- _WHAT YOU HAVE TO DO_: Print each line exactly as it is given.

- _SOURCE RECORDS_:
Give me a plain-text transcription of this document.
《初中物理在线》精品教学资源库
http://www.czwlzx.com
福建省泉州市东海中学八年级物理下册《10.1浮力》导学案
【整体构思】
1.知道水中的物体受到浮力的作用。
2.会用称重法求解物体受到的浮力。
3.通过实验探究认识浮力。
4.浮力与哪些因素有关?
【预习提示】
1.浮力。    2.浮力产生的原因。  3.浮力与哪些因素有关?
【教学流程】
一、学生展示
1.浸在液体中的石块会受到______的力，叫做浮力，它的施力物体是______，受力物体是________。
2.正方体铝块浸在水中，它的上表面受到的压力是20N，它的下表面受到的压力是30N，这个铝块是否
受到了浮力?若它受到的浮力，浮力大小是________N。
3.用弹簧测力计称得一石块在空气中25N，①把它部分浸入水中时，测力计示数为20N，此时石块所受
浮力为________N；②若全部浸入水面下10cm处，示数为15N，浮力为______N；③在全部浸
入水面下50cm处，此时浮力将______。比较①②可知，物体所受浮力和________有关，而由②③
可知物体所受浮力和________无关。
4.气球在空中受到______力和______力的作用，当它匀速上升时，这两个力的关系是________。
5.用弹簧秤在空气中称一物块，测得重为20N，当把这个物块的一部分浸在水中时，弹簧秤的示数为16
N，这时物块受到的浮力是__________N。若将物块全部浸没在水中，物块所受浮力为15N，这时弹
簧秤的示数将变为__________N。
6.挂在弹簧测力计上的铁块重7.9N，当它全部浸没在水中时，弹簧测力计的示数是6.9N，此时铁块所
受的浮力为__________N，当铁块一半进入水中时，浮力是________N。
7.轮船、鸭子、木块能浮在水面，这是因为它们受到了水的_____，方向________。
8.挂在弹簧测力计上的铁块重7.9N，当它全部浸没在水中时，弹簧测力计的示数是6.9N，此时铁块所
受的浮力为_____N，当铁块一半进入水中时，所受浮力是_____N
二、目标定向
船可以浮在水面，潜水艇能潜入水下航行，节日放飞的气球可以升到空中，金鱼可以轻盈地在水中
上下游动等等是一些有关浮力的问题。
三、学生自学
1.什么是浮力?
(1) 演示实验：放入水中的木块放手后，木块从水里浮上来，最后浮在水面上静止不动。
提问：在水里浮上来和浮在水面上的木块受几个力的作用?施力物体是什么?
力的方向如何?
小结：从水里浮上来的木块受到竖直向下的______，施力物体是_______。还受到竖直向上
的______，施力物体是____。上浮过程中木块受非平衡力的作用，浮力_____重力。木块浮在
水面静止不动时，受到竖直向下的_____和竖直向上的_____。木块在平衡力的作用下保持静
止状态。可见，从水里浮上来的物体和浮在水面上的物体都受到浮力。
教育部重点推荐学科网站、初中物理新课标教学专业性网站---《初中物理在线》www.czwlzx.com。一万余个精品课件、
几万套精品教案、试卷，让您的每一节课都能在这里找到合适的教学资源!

- _WRITTEN REPLY_:
Give me a plain-text transcription of this document.
《初中物理在线》精品教学资源库
http://www.czwlzx.com
福建省泉州市东海中学八年级物理下册《10.1浮力》导学案
【整体构思】
1.知道水中的物体受到浮力的作用。
2.会用称重法求解物体受到的浮力。
3.通过实验探究认识浮力。
4.浮力与哪些因素有关?
【预习提示】
1.浮力。    2.浮力产生的原因。  3.浮力与哪些因素有关?
【教学流程】
一、学生展示
1.浸在液体中的石块会受到______的力，叫做浮力，它的施力物体是______，受力物体是________。
2.正方体铝块浸在水中，它的上表面受到的压力是20N，它的下表面受到的压力是30N，这个铝块是否
受到了浮力?若它受到的浮力，浮力大小是________N。
3.用弹簧测力计称得一石块在空气中25N，①把它部分浸入水中时，测力计示数为20N，此时石块所受
浮力为________N；②若全部浸入水面下10cm处，示数为15N，浮力为______N；③在全部浸
入水面下50cm处，此时浮力将______。比较①②可知，物体所受浮力和________有关，而由②③
可知物体所受浮力和________无关。
4.气球在空中受到______力和______力的作用，当它匀速上升时，这两个力的关系是________。
5.用弹簧秤在空气中称一物块，测得重为20N，当把这个物块的一部分浸在水中时，弹簧秤的示数为16
N，这时物块受到的浮力是__________N。若将物块全部浸没在水中，物块所受浮力为15N，这时弹
簧秤的示数将变为__________N。
6.挂在弹簧测力计上的铁块重7.9N，当它全部浸没在水中时，弹簧测力计的示数是6.9N，此时铁块所
受的浮力为__________N，当铁块一半进入水中时，浮力是________N。
7.轮船、鸭子、木块能浮在水面，这是因为它们受到了水的_____，方向________。
8.挂在弹簧测力计上的铁块重7.9N，当它全部浸没在水中时，弹簧测力计的示数是6.9N，此时铁块所
受的浮力为_____N，当铁块一半进入水中时，所受浮力是_____N
二、目标定向
船可以浮在水面，潜水艇能潜入水下航行，节日放飞的气球可以升到空中，金鱼可以轻盈地在水中
上下游动等等是一些有关浮力的问题。
三、学生自学
1.什么是浮力?
(1) 演示实验：放入水中的木块放手后，木块从水里浮上来，最后浮在水面上静止不动。
提问：在水里浮上来和浮在水面上的木块受几个力的作用?施力物体是什么?
力的方向如何?
小结：从水里浮上来的木块受到竖直向下的______，施力物体是_______。还受到竖直向上
的______，施力物体是____。上浮过程中木块受非平衡力的作用，浮力_____重力。木块浮在
水面静止不动时，受到竖直向下的_____和竖直向上的_____。木块在平衡力的作用下保持静
止状态。可见，从水里浮上来的物体和浮在水面上的物体都受到浮力。
教育部重点推荐学科网站、初中物理新课标教学专业性网站---《初中物理在线》www.czwlzx.com。一万余个精品课件、
几万套精品教案、试卷，让您的每一节课都能在这里找到合适的教学资源!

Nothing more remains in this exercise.